WHAT THE TASK ASKS = Everything from the line containing "Read this page and output its text content." through the last line of the records below should be printed exactly, please, and nothing else.
───── GIVEN RECORDS ─────
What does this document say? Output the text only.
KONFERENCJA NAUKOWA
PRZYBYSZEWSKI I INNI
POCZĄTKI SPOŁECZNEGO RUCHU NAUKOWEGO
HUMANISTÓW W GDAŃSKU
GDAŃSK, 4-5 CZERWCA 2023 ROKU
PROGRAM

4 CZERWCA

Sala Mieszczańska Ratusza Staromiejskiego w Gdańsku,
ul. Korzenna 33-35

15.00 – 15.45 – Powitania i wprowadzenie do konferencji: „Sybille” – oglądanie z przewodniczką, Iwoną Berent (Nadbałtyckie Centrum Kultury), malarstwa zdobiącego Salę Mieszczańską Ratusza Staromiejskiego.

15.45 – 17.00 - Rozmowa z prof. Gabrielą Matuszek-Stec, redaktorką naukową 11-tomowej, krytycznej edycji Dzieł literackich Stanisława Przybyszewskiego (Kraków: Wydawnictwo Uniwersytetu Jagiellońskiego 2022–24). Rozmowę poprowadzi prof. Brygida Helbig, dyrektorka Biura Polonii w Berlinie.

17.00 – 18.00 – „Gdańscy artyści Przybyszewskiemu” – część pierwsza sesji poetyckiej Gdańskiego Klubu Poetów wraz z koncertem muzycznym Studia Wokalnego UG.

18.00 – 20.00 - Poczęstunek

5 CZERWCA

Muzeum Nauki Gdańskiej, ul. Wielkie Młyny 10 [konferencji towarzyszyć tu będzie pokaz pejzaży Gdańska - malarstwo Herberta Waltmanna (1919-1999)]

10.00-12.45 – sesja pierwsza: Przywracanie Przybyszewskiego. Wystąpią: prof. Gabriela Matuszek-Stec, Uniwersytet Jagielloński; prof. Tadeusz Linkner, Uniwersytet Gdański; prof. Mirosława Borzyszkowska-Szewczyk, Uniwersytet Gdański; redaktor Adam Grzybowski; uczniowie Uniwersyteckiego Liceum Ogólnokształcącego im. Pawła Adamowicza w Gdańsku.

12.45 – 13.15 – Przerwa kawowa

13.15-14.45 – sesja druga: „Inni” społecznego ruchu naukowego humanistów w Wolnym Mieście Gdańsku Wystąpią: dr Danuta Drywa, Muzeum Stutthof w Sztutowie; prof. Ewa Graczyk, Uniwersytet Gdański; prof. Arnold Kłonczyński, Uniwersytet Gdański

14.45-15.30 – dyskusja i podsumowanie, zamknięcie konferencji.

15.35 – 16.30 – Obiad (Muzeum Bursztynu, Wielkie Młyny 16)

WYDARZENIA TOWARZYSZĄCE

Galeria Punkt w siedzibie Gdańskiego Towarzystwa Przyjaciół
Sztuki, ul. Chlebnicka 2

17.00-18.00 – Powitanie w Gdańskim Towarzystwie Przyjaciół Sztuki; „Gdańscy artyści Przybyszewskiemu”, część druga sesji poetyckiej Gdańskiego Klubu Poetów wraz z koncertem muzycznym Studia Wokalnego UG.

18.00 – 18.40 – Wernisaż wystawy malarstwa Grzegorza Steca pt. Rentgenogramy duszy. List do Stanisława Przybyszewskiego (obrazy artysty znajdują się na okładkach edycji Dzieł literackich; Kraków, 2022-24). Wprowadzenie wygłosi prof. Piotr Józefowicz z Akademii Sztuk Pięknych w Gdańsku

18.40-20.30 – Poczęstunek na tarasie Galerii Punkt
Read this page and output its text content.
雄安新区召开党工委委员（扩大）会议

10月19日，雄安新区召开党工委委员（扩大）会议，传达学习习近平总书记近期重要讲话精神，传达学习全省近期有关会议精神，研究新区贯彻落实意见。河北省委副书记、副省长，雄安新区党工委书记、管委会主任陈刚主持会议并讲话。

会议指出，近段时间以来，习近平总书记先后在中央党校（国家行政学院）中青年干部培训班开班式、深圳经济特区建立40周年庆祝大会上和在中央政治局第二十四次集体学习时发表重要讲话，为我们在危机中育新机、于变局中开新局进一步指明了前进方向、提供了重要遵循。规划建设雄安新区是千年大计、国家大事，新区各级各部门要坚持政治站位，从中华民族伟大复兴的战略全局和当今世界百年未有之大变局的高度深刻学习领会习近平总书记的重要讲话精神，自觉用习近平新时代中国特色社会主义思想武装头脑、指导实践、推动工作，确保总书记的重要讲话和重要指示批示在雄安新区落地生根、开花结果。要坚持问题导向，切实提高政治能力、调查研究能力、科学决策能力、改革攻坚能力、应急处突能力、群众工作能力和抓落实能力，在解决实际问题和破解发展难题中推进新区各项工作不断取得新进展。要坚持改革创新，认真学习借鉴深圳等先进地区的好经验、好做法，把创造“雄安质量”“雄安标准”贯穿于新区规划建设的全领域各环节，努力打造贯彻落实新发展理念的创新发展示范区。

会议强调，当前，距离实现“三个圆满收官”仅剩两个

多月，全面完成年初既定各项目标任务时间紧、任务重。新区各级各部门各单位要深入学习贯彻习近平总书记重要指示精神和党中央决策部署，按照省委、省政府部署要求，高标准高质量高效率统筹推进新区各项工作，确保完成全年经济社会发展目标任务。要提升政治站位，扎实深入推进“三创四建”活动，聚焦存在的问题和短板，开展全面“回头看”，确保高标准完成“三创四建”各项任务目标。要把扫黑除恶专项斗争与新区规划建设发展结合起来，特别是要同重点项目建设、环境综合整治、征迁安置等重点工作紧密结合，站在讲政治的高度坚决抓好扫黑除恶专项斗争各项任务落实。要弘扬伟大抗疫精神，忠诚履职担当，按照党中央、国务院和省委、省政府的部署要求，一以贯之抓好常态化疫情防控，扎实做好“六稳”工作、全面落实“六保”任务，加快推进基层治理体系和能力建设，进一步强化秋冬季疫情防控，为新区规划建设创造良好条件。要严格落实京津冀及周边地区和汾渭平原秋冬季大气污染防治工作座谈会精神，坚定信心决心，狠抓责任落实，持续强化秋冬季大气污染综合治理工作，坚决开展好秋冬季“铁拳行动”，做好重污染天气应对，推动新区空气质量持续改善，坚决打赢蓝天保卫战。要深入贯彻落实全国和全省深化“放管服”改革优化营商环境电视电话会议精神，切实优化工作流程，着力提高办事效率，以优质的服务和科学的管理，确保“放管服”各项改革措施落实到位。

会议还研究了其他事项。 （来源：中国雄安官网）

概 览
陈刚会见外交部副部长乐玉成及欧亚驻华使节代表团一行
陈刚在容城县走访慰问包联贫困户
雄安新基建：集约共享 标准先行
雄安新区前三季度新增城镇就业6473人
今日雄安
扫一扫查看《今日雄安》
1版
─────
RESULT OF THIS EXERCISE =
Read this page and output its text content.
雄安新区召开党工委委员（扩大）会议

10月19日，雄安新区召开党工委委员（扩大）会议，传达学习习近平总书记近期重要讲话精神，传达学习全省近期有关会议精神，研究新区贯彻落实意见。河北省委副书记、副省长，雄安新区党工委书记、管委会主任陈刚主持会议并讲话。

会议指出，近段时间以来，习近平总书记先后在中央党校（国家行政学院）中青年干部培训班开班式、深圳经济特区建立40周年庆祝大会上和在中央政治局第二十四次集体学习时发表重要讲话，为我们在危机中育新机、于变局中开新局进一步指明了前进方向、提供了重要遵循。规划建设雄安新区是千年大计、国家大事，新区各级各部门要坚持政治站位，从中华民族伟大复兴的战略全局和当今世界百年未有之大变局的高度深刻学习领会习近平总书记的重要讲话精神，自觉用习近平新时代中国特色社会主义思想武装头脑、指导实践、推动工作，确保总书记的重要讲话和重要指示批示在雄安新区落地生根、开花结果。要坚持问题导向，切实提高政治能力、调查研究能力、科学决策能力、改革攻坚能力、应急处突能力、群众工作能力和抓落实能力，在解决实际问题和破解发展难题中推进新区各项工作不断取得新进展。要坚持改革创新，认真学习借鉴深圳等先进地区的好经验、好做法，把创造“雄安质量”“雄安标准”贯穿于新区规划建设的全领域各环节，努力打造贯彻落实新发展理念的创新发展示范区。

会议强调，当前，距离实现“三个圆满收官”仅剩两个

多月，全面完成年初既定各项目标任务时间紧、任务重。新区各级各部门各单位要深入学习贯彻习近平总书记重要指示精神和党中央决策部署，按照省委、省政府部署要求，高标准高质量高效率统筹推进新区各项工作，确保完成全年经济社会发展目标任务。要提升政治站位，扎实深入推进“三创四建”活动，聚焦存在的问题和短板，开展全面“回头看”，确保高标准完成“三创四建”各项任务目标。要把扫黑除恶专项斗争与新区规划建设发展结合起来，特别是要同重点项目建设、环境综合整治、征迁安置等重点工作紧密结合，站在讲政治的高度坚决抓好扫黑除恶专项斗争各项任务落实。要弘扬伟大抗疫精神，忠诚履职担当，按照党中央、国务院和省委、省政府的部署要求，一以贯之抓好常态化疫情防控，扎实做好“六稳”工作、全面落实“六保”任务，加快推进基层治理体系和能力建设，进一步强化秋冬季疫情防控，为新区规划建设创造良好条件。要严格落实京津冀及周边地区和汾渭平原秋冬季大气污染防治工作座谈会精神，坚定信心决心，狠抓责任落实，持续强化秋冬季大气污染综合治理工作，坚决开展好秋冬季“铁拳行动”，做好重污染天气应对，推动新区空气质量持续改善，坚决打赢蓝天保卫战。要深入贯彻落实全国和全省深化“放管服”改革优化营商环境电视电话会议精神，切实优化工作流程，着力提高办事效率，以优质的服务和科学的管理，确保“放管服”各项改革措施落实到位。

会议还研究了其他事项。 （来源：中国雄安官网）

概 览
陈刚会见外交部副部长乐玉成及欧亚驻华使节代表团一行
陈刚在容城县走访慰问包联贫困户
雄安新基建：集约共享 标准先行
雄安新区前三季度新增城镇就业6473人
今日雄安
扫一扫查看《今日雄安》
1版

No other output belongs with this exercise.